** START RECORDS TO USE **

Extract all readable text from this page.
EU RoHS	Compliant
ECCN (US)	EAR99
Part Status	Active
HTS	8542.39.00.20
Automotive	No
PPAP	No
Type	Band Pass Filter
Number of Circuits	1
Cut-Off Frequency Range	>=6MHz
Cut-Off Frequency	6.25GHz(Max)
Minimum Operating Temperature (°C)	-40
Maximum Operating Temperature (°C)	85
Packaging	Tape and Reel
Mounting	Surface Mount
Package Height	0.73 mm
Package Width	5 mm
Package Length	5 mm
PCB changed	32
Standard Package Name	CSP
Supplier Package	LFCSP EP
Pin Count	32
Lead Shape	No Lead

** END RECORDS TO USE **

TASK DETAILS
Copy all lines from the data that hold the word "Frequency".

OUTPUT BELOW
Cut-Off Frequency Range	>=6MHz
Cut-Off Frequency	6.25GHz(Max)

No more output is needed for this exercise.